GOAL OF THE EXERCISE:
Reproduce the entries word for word, starting at the first line and stopping after the line that contains "List each element", including that line.

(Some records)
§

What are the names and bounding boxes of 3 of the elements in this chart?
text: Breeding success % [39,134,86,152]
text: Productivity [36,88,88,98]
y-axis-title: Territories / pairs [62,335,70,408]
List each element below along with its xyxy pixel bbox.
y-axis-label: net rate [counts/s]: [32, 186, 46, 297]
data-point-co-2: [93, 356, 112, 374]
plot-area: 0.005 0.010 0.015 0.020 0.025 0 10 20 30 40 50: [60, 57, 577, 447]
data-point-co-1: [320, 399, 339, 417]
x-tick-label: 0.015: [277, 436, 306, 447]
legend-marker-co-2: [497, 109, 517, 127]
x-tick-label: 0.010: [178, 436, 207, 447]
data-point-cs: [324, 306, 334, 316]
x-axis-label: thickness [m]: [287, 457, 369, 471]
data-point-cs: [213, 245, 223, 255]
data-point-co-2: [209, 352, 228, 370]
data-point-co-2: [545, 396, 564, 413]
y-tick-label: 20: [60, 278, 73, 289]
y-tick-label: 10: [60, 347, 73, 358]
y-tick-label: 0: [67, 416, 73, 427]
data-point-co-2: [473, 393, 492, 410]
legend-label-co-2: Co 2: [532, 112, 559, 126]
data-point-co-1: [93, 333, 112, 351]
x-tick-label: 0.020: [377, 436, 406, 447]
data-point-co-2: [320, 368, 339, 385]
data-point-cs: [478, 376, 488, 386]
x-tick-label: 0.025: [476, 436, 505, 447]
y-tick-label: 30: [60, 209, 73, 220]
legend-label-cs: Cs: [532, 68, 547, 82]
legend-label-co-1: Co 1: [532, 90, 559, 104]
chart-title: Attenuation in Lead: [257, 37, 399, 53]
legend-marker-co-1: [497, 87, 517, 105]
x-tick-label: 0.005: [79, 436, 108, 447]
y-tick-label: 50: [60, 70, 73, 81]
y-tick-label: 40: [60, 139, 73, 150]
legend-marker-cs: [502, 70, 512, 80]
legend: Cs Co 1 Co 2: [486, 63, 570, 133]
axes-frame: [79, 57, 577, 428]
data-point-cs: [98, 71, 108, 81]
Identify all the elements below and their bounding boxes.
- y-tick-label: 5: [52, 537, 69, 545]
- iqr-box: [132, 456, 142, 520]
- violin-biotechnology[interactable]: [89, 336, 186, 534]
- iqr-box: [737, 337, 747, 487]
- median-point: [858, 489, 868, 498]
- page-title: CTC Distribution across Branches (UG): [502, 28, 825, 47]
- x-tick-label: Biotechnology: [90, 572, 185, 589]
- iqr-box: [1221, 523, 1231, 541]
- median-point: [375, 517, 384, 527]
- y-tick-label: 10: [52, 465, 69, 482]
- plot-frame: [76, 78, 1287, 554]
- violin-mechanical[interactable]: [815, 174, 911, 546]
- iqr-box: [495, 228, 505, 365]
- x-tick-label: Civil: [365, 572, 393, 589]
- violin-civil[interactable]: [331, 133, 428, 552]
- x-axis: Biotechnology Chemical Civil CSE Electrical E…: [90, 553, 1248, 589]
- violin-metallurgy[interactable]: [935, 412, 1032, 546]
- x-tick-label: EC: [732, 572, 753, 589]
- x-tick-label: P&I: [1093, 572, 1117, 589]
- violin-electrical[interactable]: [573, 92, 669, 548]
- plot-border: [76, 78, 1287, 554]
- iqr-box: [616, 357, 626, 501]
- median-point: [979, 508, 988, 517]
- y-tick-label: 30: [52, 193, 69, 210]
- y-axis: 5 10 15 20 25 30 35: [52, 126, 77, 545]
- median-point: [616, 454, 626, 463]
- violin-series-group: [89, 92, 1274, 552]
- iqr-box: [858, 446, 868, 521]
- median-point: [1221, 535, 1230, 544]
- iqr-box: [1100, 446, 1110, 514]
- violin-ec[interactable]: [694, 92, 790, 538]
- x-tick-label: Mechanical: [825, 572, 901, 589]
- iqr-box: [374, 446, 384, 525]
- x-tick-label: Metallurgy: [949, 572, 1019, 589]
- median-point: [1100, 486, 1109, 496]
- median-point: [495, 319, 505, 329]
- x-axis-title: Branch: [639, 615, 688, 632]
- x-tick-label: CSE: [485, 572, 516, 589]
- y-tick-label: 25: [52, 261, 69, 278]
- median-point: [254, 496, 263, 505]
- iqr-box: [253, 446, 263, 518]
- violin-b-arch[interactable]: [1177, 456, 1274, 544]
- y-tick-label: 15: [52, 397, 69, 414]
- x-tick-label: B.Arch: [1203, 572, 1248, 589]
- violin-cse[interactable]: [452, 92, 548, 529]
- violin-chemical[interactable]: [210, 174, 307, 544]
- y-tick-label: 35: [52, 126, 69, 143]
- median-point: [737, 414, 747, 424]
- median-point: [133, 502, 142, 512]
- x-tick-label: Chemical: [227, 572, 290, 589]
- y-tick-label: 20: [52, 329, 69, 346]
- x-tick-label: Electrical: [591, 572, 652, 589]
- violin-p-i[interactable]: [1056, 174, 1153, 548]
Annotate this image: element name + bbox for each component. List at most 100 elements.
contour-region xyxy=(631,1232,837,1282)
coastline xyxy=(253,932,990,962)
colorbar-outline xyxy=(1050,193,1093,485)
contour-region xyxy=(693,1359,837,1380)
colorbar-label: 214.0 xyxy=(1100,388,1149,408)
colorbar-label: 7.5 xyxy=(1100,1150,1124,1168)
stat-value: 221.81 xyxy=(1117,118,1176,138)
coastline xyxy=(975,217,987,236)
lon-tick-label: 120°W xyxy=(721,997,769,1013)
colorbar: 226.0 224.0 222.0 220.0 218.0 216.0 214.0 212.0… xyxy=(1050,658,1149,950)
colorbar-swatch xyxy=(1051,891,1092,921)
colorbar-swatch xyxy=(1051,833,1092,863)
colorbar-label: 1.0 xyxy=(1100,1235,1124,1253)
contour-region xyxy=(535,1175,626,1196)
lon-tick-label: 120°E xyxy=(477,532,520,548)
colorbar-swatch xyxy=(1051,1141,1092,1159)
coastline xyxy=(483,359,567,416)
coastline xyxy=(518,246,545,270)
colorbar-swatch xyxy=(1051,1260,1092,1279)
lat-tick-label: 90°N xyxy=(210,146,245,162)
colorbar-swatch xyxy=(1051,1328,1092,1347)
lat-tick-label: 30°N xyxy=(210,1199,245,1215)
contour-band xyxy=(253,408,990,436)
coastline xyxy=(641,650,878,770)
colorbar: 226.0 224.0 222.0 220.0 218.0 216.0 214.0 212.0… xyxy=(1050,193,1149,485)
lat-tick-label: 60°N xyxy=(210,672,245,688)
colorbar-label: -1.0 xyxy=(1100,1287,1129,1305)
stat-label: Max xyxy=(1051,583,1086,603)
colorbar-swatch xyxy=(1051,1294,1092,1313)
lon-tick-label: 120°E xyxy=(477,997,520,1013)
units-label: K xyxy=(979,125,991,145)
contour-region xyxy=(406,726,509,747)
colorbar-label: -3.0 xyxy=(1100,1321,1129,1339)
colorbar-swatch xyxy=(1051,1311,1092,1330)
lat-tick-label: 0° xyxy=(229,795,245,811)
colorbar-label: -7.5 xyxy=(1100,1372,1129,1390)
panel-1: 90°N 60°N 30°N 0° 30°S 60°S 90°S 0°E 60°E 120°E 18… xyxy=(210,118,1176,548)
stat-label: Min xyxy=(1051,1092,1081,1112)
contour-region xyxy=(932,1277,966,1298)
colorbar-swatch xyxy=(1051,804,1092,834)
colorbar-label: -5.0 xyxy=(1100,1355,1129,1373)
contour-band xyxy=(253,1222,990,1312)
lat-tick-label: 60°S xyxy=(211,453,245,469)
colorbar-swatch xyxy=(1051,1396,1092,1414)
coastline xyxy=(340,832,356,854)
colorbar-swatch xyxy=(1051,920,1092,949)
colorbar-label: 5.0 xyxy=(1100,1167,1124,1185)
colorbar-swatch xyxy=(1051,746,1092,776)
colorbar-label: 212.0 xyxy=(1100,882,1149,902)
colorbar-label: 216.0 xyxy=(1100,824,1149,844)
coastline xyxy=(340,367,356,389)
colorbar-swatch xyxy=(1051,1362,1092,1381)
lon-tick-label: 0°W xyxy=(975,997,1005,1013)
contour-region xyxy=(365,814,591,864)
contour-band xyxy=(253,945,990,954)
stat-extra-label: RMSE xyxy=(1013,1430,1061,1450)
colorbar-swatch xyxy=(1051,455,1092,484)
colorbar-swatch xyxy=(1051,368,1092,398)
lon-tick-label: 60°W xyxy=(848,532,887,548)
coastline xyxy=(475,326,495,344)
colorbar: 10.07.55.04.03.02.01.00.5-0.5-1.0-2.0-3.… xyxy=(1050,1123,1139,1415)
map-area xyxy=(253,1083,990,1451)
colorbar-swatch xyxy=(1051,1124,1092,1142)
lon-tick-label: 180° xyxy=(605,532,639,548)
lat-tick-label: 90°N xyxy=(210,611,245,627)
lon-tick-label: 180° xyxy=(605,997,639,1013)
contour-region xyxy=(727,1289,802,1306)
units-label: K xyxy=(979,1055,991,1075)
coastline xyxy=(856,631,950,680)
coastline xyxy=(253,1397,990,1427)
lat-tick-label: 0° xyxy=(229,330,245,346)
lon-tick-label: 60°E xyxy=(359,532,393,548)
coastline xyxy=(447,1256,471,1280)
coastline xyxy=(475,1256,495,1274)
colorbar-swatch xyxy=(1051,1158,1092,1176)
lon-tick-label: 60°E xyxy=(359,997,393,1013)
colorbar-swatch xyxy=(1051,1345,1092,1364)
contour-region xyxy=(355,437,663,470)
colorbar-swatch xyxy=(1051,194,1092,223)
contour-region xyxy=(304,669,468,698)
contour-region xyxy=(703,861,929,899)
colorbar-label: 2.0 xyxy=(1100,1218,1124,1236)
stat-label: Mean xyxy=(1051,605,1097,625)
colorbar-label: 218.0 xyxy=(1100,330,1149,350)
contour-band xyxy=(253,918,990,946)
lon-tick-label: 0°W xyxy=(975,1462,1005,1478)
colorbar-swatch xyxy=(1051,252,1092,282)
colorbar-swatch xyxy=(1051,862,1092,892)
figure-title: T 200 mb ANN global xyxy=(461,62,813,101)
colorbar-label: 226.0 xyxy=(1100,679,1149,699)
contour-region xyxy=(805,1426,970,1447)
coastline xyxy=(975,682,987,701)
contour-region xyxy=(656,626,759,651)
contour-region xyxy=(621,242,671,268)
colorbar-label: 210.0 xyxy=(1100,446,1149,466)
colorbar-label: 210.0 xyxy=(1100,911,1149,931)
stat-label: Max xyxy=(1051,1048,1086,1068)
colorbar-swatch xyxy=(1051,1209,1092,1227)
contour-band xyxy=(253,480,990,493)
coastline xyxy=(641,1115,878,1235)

§

THE REPLY:
What are the names and bounding boxes of 3 of the elements in this chart?
text: Breeding success % [39,134,86,152]
text: Productivity [36,88,88,98]
y-axis-title: Territories / pairs [62,335,70,408]
List each element below along with its xyxy pixel bbox.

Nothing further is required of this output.